_TASK DIRECTIONS_
Below are the records; reproduce all of them exactly but without any images.

-- start of DATA SHOWN --

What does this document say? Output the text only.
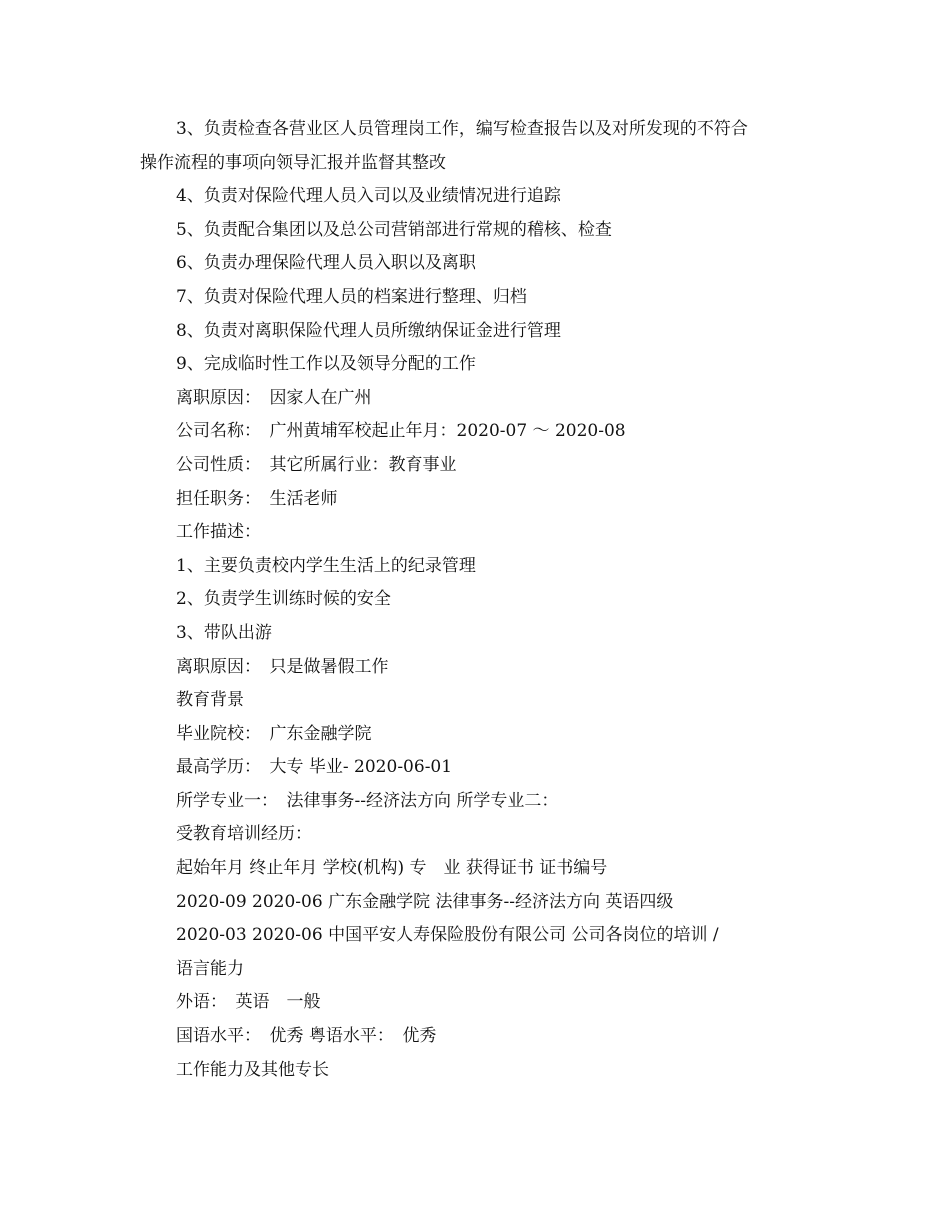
3、负责检查各营业区人员管理岗工作，编写检查报告以及对所发现的不符合
操作流程的事项向领导汇报并监督其整改
4、负责对保险代理人员入司以及业绩情况进行追踪
5、负责配合集团以及总公司营销部进行常规的稽核、检查
6、负责办理保险代理人员入职以及离职
7、负责对保险代理人员的档案进行整理、归档
8、负责对离职保险代理人员所缴纳保证金进行管理
9、完成临时性工作以及领导分配的工作
离职原因：　因家人在广州
公司名称：　广州黄埔军校起止年月：2020-07 ～ 2020-08
公司性质：　其它所属行业：教育事业
担任职务：　生活老师
工作描述：
1、主要负责校内学生生活上的纪录管理
2、负责学生训练时候的安全
3、带队出游
离职原因：　只是做暑假工作
教育背景
毕业院校：　广东金融学院
最高学历：　大专 毕业- 2020-06-01
所学专业一：　法律事务--经济法方向 所学专业二：
受教育培训经历：
起始年月 终止年月 学校(机构) 专　业 获得证书 证书编号
2020-09 2020-06 广东金融学院 法律事务--经济法方向 英语四级
2020-03 2020-06 中国平安人寿保险股份有限公司 公司各岗位的培训 /
语言能力
外语：　英语　一般
国语水平：　优秀 粤语水平：　优秀
工作能力及其他专长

-- end of DATA SHOWN --

_FINAL RESULT_
What does this document say? Output the text only.
3、负责检查各营业区人员管理岗工作，编写检查报告以及对所发现的不符合
操作流程的事项向领导汇报并监督其整改
4、负责对保险代理人员入司以及业绩情况进行追踪
5、负责配合集团以及总公司营销部进行常规的稽核、检查
6、负责办理保险代理人员入职以及离职
7、负责对保险代理人员的档案进行整理、归档
8、负责对离职保险代理人员所缴纳保证金进行管理
9、完成临时性工作以及领导分配的工作
离职原因：　因家人在广州
公司名称：　广州黄埔军校起止年月：2020-07 ～ 2020-08
公司性质：　其它所属行业：教育事业
担任职务：　生活老师
工作描述：
1、主要负责校内学生生活上的纪录管理
2、负责学生训练时候的安全
3、带队出游
离职原因：　只是做暑假工作
教育背景
毕业院校：　广东金融学院
最高学历：　大专 毕业- 2020-06-01
所学专业一：　法律事务--经济法方向 所学专业二：
受教育培训经历：
起始年月 终止年月 学校(机构) 专　业 获得证书 证书编号
2020-09 2020-06 广东金融学院 法律事务--经济法方向 英语四级
2020-03 2020-06 中国平安人寿保险股份有限公司 公司各岗位的培训 /
语言能力
外语：　英语　一般
国语水平：　优秀 粤语水平：　优秀
工作能力及其他专长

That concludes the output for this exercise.